-- TASK DIRECTIONS --
Your task is to reproduce the material exactly.

+-------+

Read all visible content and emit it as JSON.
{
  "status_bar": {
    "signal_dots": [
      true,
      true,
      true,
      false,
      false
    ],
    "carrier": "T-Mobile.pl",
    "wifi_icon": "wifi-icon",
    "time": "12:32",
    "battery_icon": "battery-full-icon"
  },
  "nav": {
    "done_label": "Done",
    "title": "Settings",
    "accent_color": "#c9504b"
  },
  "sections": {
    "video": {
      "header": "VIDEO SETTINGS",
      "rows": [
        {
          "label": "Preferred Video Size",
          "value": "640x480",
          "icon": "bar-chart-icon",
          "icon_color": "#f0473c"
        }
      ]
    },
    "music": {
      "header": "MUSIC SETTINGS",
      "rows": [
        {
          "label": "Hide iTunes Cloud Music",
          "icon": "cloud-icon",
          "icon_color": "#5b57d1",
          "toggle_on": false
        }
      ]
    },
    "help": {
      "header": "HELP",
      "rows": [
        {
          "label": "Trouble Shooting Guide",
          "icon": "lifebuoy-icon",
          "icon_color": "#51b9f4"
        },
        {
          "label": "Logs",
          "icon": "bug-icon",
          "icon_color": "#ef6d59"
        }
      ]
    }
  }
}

+-------+

-- ANSWER TO THE TASK --
Read all visible content and emit it as JSON.
{
  "status_bar": {
    "signal_dots": [
      true,
      true,
      true,
      false,
      false
    ],
    "carrier": "T-Mobile.pl",
    "wifi_icon": "wifi-icon",
    "time": "12:32",
    "battery_icon": "battery-full-icon"
  },
  "nav": {
    "done_label": "Done",
    "title": "Settings",
    "accent_color": "#c9504b"
  },
  "sections": {
    "video": {
      "header": "VIDEO SETTINGS",
      "rows": [
        {
          "label": "Preferred Video Size",
          "value": "640x480",
          "icon": "bar-chart-icon",
          "icon_color": "#f0473c"
        }
      ]
    },
    "music": {
      "header": "MUSIC SETTINGS",
      "rows": [
        {
          "label": "Hide iTunes Cloud Music",
          "icon": "cloud-icon",
          "icon_color": "#5b57d1",
          "toggle_on": false
        }
      ]
    },
    "help": {
      "header": "HELP",
      "rows": [
        {
          "label": "Trouble Shooting Guide",
          "icon": "lifebuoy-icon",
          "icon_color": "#51b9f4"
        },
        {
          "label": "Logs",
          "icon": "bug-icon",
          "icon_color": "#ef6d59"
        }
      ]
    }
  }
}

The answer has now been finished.